* Problem to work on: Using the records below, locate all lines containing "FRED" and return them.

Data records
⁂

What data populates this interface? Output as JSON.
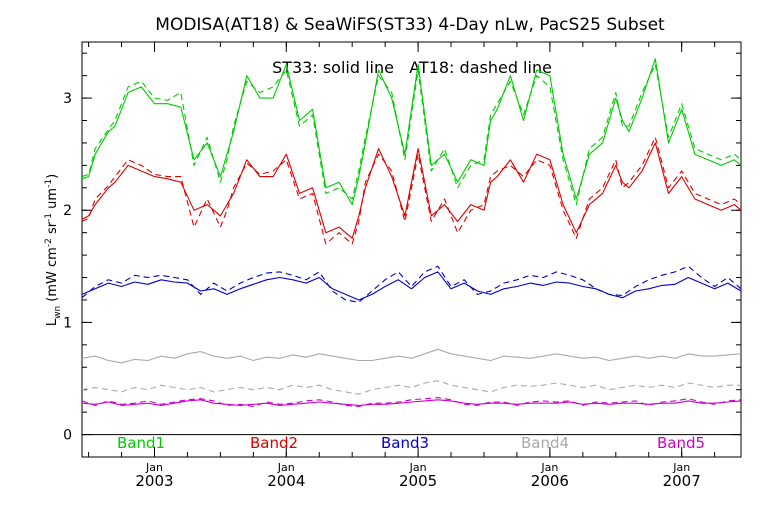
{
  "chart_data": {
    "type": "line",
    "title": "MODISA(AT18) & SeaWiFS(ST33) 4-Day nLw, PacS25 Subset",
    "annotation": "ST33: solid line   AT18: dashed line",
    "ylabel": {
      "main": "L",
      "sub": "wn",
      "units_open": " (mW cm",
      "units_sup1": "-2",
      "units_mid1": " sr",
      "units_sup2": "-1",
      "units_mid2": " um",
      "units_sup3": "-1",
      "units_close": ")"
    },
    "ylim": [
      -0.2,
      3.5
    ],
    "yticks": [
      {
        "value": 0,
        "label": "0"
      },
      {
        "value": 1,
        "label": "1"
      },
      {
        "value": 2,
        "label": "2"
      },
      {
        "value": 3,
        "label": "3"
      }
    ],
    "xlim": [
      2002.45,
      2007.45
    ],
    "xticks_major": [
      {
        "value": 2003,
        "month": "Jan",
        "year": "2003"
      },
      {
        "value": 2004,
        "month": "Jan",
        "year": "2004"
      },
      {
        "value": 2005,
        "month": "Jan",
        "year": "2005"
      },
      {
        "value": 2006,
        "month": "Jan",
        "year": "2006"
      },
      {
        "value": 2007,
        "month": "Jan",
        "year": "2007"
      }
    ],
    "line_styles": {
      "ST33": "solid",
      "AT18": "dashed"
    },
    "series": [
      {
        "name": "Band1",
        "color": "#00cc00",
        "x": [
          2002.45,
          2002.5,
          2002.55,
          2002.65,
          2002.7,
          2002.8,
          2002.9,
          2003.0,
          2003.1,
          2003.2,
          2003.3,
          2003.4,
          2003.5,
          2003.55,
          2003.6,
          2003.7,
          2003.8,
          2003.9,
          2004.0,
          2004.1,
          2004.2,
          2004.3,
          2004.4,
          2004.5,
          2004.55,
          2004.6,
          2004.7,
          2004.8,
          2004.9,
          2005.0,
          2005.1,
          2005.2,
          2005.3,
          2005.4,
          2005.5,
          2005.55,
          2005.6,
          2005.7,
          2005.8,
          2005.9,
          2006.0,
          2006.1,
          2006.2,
          2006.3,
          2006.4,
          2006.5,
          2006.55,
          2006.6,
          2006.7,
          2006.8,
          2006.9,
          2007.0,
          2007.1,
          2007.2,
          2007.3,
          2007.4,
          2007.45
        ],
        "ST33": [
          2.28,
          2.3,
          2.5,
          2.7,
          2.75,
          3.05,
          3.1,
          2.95,
          2.95,
          2.92,
          2.45,
          2.6,
          2.3,
          2.5,
          2.7,
          3.2,
          3.0,
          3.0,
          3.3,
          2.8,
          2.9,
          2.2,
          2.25,
          2.05,
          2.3,
          2.6,
          3.25,
          3.0,
          2.5,
          3.3,
          2.4,
          2.5,
          2.25,
          2.45,
          2.4,
          2.8,
          2.9,
          3.2,
          2.8,
          3.25,
          3.2,
          2.5,
          2.1,
          2.5,
          2.6,
          3.0,
          2.8,
          2.7,
          3.0,
          3.35,
          2.6,
          2.9,
          2.5,
          2.45,
          2.4,
          2.45,
          2.4
        ],
        "AT18": [
          2.3,
          2.32,
          2.55,
          2.72,
          2.8,
          3.1,
          3.15,
          3.0,
          2.98,
          3.05,
          2.4,
          2.65,
          2.25,
          2.45,
          2.75,
          3.15,
          3.05,
          3.1,
          3.25,
          2.75,
          2.85,
          2.15,
          2.2,
          2.1,
          2.35,
          2.65,
          3.2,
          3.05,
          2.45,
          3.25,
          2.35,
          2.55,
          2.2,
          2.4,
          2.45,
          2.85,
          2.95,
          3.15,
          2.85,
          3.2,
          3.1,
          2.45,
          2.05,
          2.55,
          2.65,
          3.05,
          2.75,
          2.75,
          3.05,
          3.3,
          2.65,
          2.95,
          2.55,
          2.5,
          2.45,
          2.5,
          2.45
        ]
      },
      {
        "name": "Band2",
        "color": "#dd0000",
        "x": [
          2002.45,
          2002.5,
          2002.55,
          2002.65,
          2002.7,
          2002.8,
          2002.9,
          2003.0,
          2003.1,
          2003.2,
          2003.3,
          2003.4,
          2003.5,
          2003.55,
          2003.6,
          2003.7,
          2003.8,
          2003.9,
          2004.0,
          2004.1,
          2004.2,
          2004.3,
          2004.4,
          2004.5,
          2004.55,
          2004.6,
          2004.7,
          2004.8,
          2004.9,
          2005.0,
          2005.1,
          2005.2,
          2005.3,
          2005.4,
          2005.5,
          2005.55,
          2005.6,
          2005.7,
          2005.8,
          2005.9,
          2006.0,
          2006.1,
          2006.2,
          2006.3,
          2006.4,
          2006.5,
          2006.55,
          2006.6,
          2006.7,
          2006.8,
          2006.9,
          2007.0,
          2007.1,
          2007.2,
          2007.3,
          2007.4,
          2007.45
        ],
        "ST33": [
          1.92,
          1.95,
          2.05,
          2.2,
          2.25,
          2.4,
          2.35,
          2.3,
          2.28,
          2.25,
          2.0,
          2.05,
          1.95,
          2.05,
          2.15,
          2.45,
          2.3,
          2.3,
          2.5,
          2.15,
          2.2,
          1.8,
          1.85,
          1.75,
          1.95,
          2.2,
          2.55,
          2.3,
          1.95,
          2.55,
          1.95,
          2.05,
          1.9,
          2.05,
          2.0,
          2.25,
          2.3,
          2.45,
          2.25,
          2.5,
          2.45,
          2.05,
          1.8,
          2.05,
          2.15,
          2.4,
          2.25,
          2.2,
          2.35,
          2.6,
          2.15,
          2.3,
          2.1,
          2.05,
          2.0,
          2.05,
          2.0
        ],
        "AT18": [
          1.9,
          1.93,
          2.1,
          2.22,
          2.3,
          2.45,
          2.4,
          2.32,
          2.3,
          2.3,
          1.85,
          2.1,
          1.85,
          2.0,
          2.2,
          2.42,
          2.32,
          2.35,
          2.45,
          2.1,
          2.15,
          1.7,
          1.8,
          1.7,
          1.9,
          2.25,
          2.5,
          2.35,
          1.9,
          2.5,
          1.9,
          2.1,
          1.8,
          2.0,
          2.05,
          2.3,
          2.35,
          2.4,
          2.3,
          2.45,
          2.4,
          2.0,
          1.75,
          2.1,
          2.2,
          2.45,
          2.2,
          2.25,
          2.4,
          2.65,
          2.2,
          2.35,
          2.15,
          2.1,
          2.05,
          2.1,
          2.05
        ]
      },
      {
        "name": "Band3",
        "color": "#0000cc",
        "x": [
          2002.45,
          2002.55,
          2002.65,
          2002.75,
          2002.85,
          2002.95,
          2003.05,
          2003.15,
          2003.25,
          2003.35,
          2003.45,
          2003.55,
          2003.65,
          2003.75,
          2003.85,
          2003.95,
          2004.05,
          2004.15,
          2004.25,
          2004.35,
          2004.45,
          2004.55,
          2004.65,
          2004.75,
          2004.85,
          2004.95,
          2005.05,
          2005.15,
          2005.25,
          2005.35,
          2005.45,
          2005.55,
          2005.65,
          2005.75,
          2005.85,
          2005.95,
          2006.05,
          2006.15,
          2006.25,
          2006.35,
          2006.45,
          2006.55,
          2006.65,
          2006.75,
          2006.85,
          2006.95,
          2007.05,
          2007.15,
          2007.25,
          2007.35,
          2007.45
        ],
        "ST33": [
          1.25,
          1.3,
          1.35,
          1.32,
          1.36,
          1.34,
          1.38,
          1.36,
          1.35,
          1.28,
          1.3,
          1.25,
          1.3,
          1.34,
          1.38,
          1.4,
          1.38,
          1.35,
          1.4,
          1.3,
          1.25,
          1.2,
          1.25,
          1.32,
          1.38,
          1.3,
          1.4,
          1.45,
          1.3,
          1.35,
          1.28,
          1.25,
          1.3,
          1.32,
          1.35,
          1.33,
          1.36,
          1.35,
          1.32,
          1.3,
          1.25,
          1.22,
          1.28,
          1.3,
          1.33,
          1.34,
          1.4,
          1.35,
          1.3,
          1.35,
          1.28
        ],
        "AT18": [
          1.22,
          1.32,
          1.38,
          1.35,
          1.42,
          1.4,
          1.42,
          1.4,
          1.38,
          1.25,
          1.35,
          1.28,
          1.35,
          1.4,
          1.44,
          1.45,
          1.42,
          1.38,
          1.45,
          1.28,
          1.2,
          1.18,
          1.28,
          1.38,
          1.45,
          1.32,
          1.45,
          1.5,
          1.32,
          1.38,
          1.25,
          1.28,
          1.35,
          1.38,
          1.42,
          1.4,
          1.45,
          1.42,
          1.38,
          1.3,
          1.25,
          1.24,
          1.32,
          1.38,
          1.42,
          1.45,
          1.5,
          1.4,
          1.32,
          1.4,
          1.3
        ]
      },
      {
        "name": "Band4",
        "color": "#aaaaaa",
        "x": [
          2002.45,
          2002.55,
          2002.65,
          2002.75,
          2002.85,
          2002.95,
          2003.05,
          2003.15,
          2003.25,
          2003.35,
          2003.45,
          2003.55,
          2003.65,
          2003.75,
          2003.85,
          2003.95,
          2004.05,
          2004.15,
          2004.25,
          2004.35,
          2004.45,
          2004.55,
          2004.65,
          2004.75,
          2004.85,
          2004.95,
          2005.05,
          2005.15,
          2005.25,
          2005.35,
          2005.45,
          2005.55,
          2005.65,
          2005.75,
          2005.85,
          2005.95,
          2006.05,
          2006.15,
          2006.25,
          2006.35,
          2006.45,
          2006.55,
          2006.65,
          2006.75,
          2006.85,
          2006.95,
          2007.05,
          2007.15,
          2007.25,
          2007.35,
          2007.45
        ],
        "ST33": [
          0.68,
          0.7,
          0.66,
          0.64,
          0.67,
          0.66,
          0.7,
          0.68,
          0.72,
          0.74,
          0.7,
          0.68,
          0.7,
          0.66,
          0.69,
          0.68,
          0.71,
          0.69,
          0.72,
          0.7,
          0.68,
          0.66,
          0.66,
          0.68,
          0.7,
          0.68,
          0.72,
          0.76,
          0.72,
          0.7,
          0.68,
          0.66,
          0.7,
          0.69,
          0.68,
          0.7,
          0.72,
          0.7,
          0.68,
          0.69,
          0.66,
          0.68,
          0.7,
          0.68,
          0.7,
          0.68,
          0.72,
          0.7,
          0.7,
          0.71,
          0.72
        ],
        "AT18": [
          0.4,
          0.42,
          0.4,
          0.38,
          0.42,
          0.4,
          0.44,
          0.42,
          0.4,
          0.42,
          0.38,
          0.4,
          0.42,
          0.4,
          0.42,
          0.4,
          0.44,
          0.42,
          0.44,
          0.4,
          0.38,
          0.36,
          0.4,
          0.42,
          0.44,
          0.42,
          0.46,
          0.48,
          0.44,
          0.42,
          0.4,
          0.38,
          0.42,
          0.44,
          0.43,
          0.44,
          0.46,
          0.44,
          0.42,
          0.44,
          0.4,
          0.42,
          0.44,
          0.42,
          0.44,
          0.42,
          0.46,
          0.44,
          0.42,
          0.44,
          0.44
        ]
      },
      {
        "name": "Band5",
        "color": "#cc00cc",
        "x": [
          2002.45,
          2002.55,
          2002.65,
          2002.75,
          2002.85,
          2002.95,
          2003.05,
          2003.15,
          2003.25,
          2003.35,
          2003.45,
          2003.55,
          2003.65,
          2003.75,
          2003.85,
          2003.95,
          2004.05,
          2004.15,
          2004.25,
          2004.35,
          2004.45,
          2004.55,
          2004.65,
          2004.75,
          2004.85,
          2004.95,
          2005.05,
          2005.15,
          2005.25,
          2005.35,
          2005.45,
          2005.55,
          2005.65,
          2005.75,
          2005.85,
          2005.95,
          2006.05,
          2006.15,
          2006.25,
          2006.35,
          2006.45,
          2006.55,
          2006.65,
          2006.75,
          2006.85,
          2006.95,
          2007.05,
          2007.15,
          2007.25,
          2007.35,
          2007.45
        ],
        "ST33": [
          0.28,
          0.27,
          0.29,
          0.26,
          0.27,
          0.28,
          0.26,
          0.28,
          0.3,
          0.31,
          0.28,
          0.27,
          0.26,
          0.27,
          0.28,
          0.26,
          0.27,
          0.28,
          0.29,
          0.28,
          0.27,
          0.26,
          0.27,
          0.27,
          0.28,
          0.29,
          0.3,
          0.31,
          0.3,
          0.28,
          0.27,
          0.28,
          0.28,
          0.27,
          0.28,
          0.28,
          0.28,
          0.29,
          0.27,
          0.28,
          0.27,
          0.28,
          0.28,
          0.27,
          0.28,
          0.28,
          0.3,
          0.28,
          0.28,
          0.29,
          0.3
        ],
        "AT18": [
          0.3,
          0.26,
          0.3,
          0.27,
          0.28,
          0.3,
          0.27,
          0.29,
          0.31,
          0.32,
          0.3,
          0.26,
          0.27,
          0.25,
          0.29,
          0.27,
          0.28,
          0.3,
          0.31,
          0.29,
          0.26,
          0.25,
          0.28,
          0.28,
          0.29,
          0.31,
          0.32,
          0.33,
          0.31,
          0.27,
          0.26,
          0.29,
          0.29,
          0.26,
          0.29,
          0.3,
          0.29,
          0.3,
          0.26,
          0.29,
          0.28,
          0.29,
          0.3,
          0.26,
          0.29,
          0.3,
          0.32,
          0.29,
          0.27,
          0.3,
          0.31
        ]
      }
    ]
  }
}
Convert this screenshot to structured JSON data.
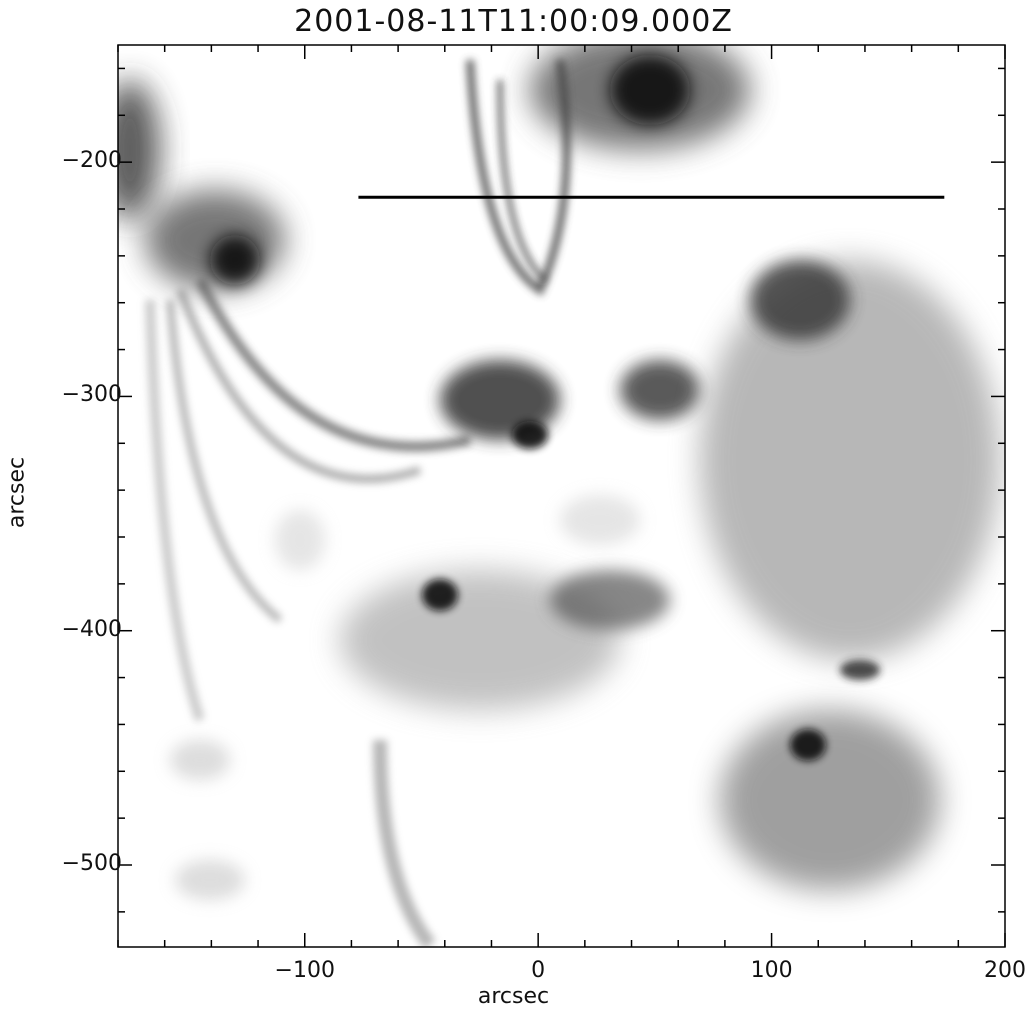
{
  "figure": {
    "title": "2001-08-11T11:00:09.000Z",
    "xlabel": "arcsec",
    "ylabel": "arcsec",
    "x_range": [
      -180,
      200
    ],
    "y_range": [
      -535,
      -150
    ],
    "x_ticks": [
      {
        "value": -100,
        "label": "−100"
      },
      {
        "value": 0,
        "label": "0"
      },
      {
        "value": 100,
        "label": "100"
      },
      {
        "value": 200,
        "label": "200"
      }
    ],
    "y_ticks": [
      {
        "value": -200,
        "label": "−200"
      },
      {
        "value": -300,
        "label": "−300"
      },
      {
        "value": -400,
        "label": "−400"
      },
      {
        "value": -500,
        "label": "−500"
      }
    ],
    "colormap": "inverted grayscale (dark = bright emission)",
    "slit_line": {
      "x_start": -77,
      "x_end": 174,
      "y": -215
    }
  }
}
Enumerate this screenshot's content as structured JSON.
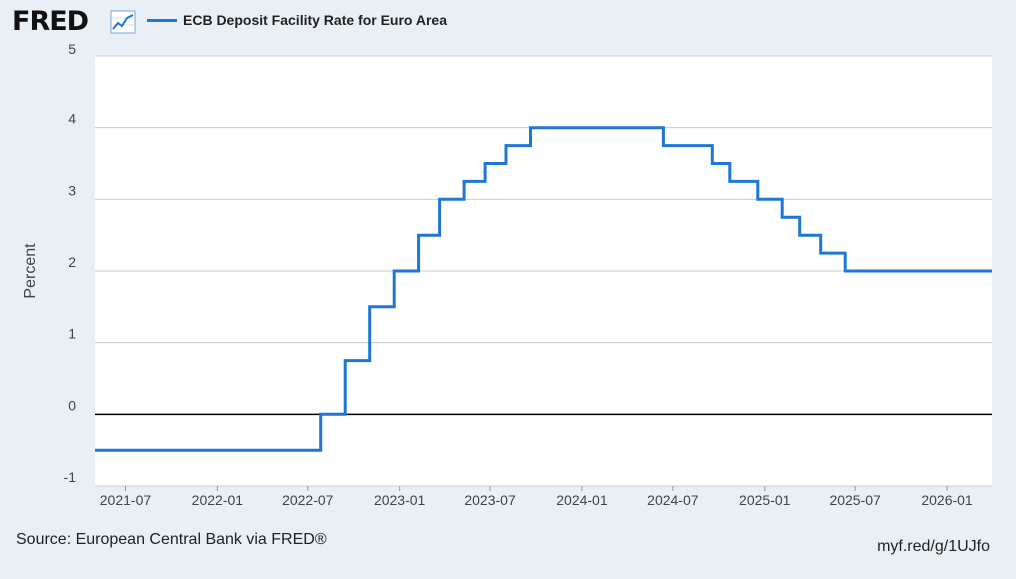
{
  "header": {
    "logo_text": "FRED",
    "logo_icon": "trend-chart-icon"
  },
  "footer": {
    "source": "Source: European Central Bank via FRED®",
    "shortlink": "myf.red/g/1UJfo"
  },
  "colors": {
    "series": "#1f77d4",
    "background": "#e8eff5",
    "plot_background": "#ffffff",
    "grid": "#cccccc",
    "zero_line": "#000000"
  },
  "chart_data": {
    "type": "line",
    "title": "",
    "xlabel": "",
    "ylabel": "Percent",
    "ylim": [
      -1,
      5
    ],
    "y_ticks": [
      "5",
      "4",
      "3",
      "2",
      "1",
      "0",
      "-1"
    ],
    "x_ticks": [
      "2021-07",
      "2022-01",
      "2022-07",
      "2023-01",
      "2023-07",
      "2024-01",
      "2024-07",
      "2025-01",
      "2025-07",
      "2026-01"
    ],
    "x_range": [
      "2021-05-01",
      "2026-04-01"
    ],
    "step": true,
    "grid": true,
    "legend": "top-left",
    "series": [
      {
        "name": "ECB Deposit Facility Rate for Euro Area",
        "points": [
          [
            "2021-05-01",
            -0.5
          ],
          [
            "2022-07-27",
            0.0
          ],
          [
            "2022-09-14",
            0.75
          ],
          [
            "2022-11-02",
            1.5
          ],
          [
            "2022-12-21",
            2.0
          ],
          [
            "2023-02-08",
            2.5
          ],
          [
            "2023-03-22",
            3.0
          ],
          [
            "2023-05-10",
            3.25
          ],
          [
            "2023-06-21",
            3.5
          ],
          [
            "2023-08-02",
            3.75
          ],
          [
            "2023-09-20",
            4.0
          ],
          [
            "2024-06-12",
            3.75
          ],
          [
            "2024-09-18",
            3.5
          ],
          [
            "2024-10-23",
            3.25
          ],
          [
            "2024-12-18",
            3.0
          ],
          [
            "2025-02-05",
            2.75
          ],
          [
            "2025-03-12",
            2.5
          ],
          [
            "2025-04-23",
            2.25
          ],
          [
            "2025-06-11",
            2.0
          ],
          [
            "2026-04-01",
            2.0
          ]
        ]
      }
    ]
  }
}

⁂

* Worked answer:
    "logo_text": "FRED",
    "source": "Source: European Central Bank via FRED®",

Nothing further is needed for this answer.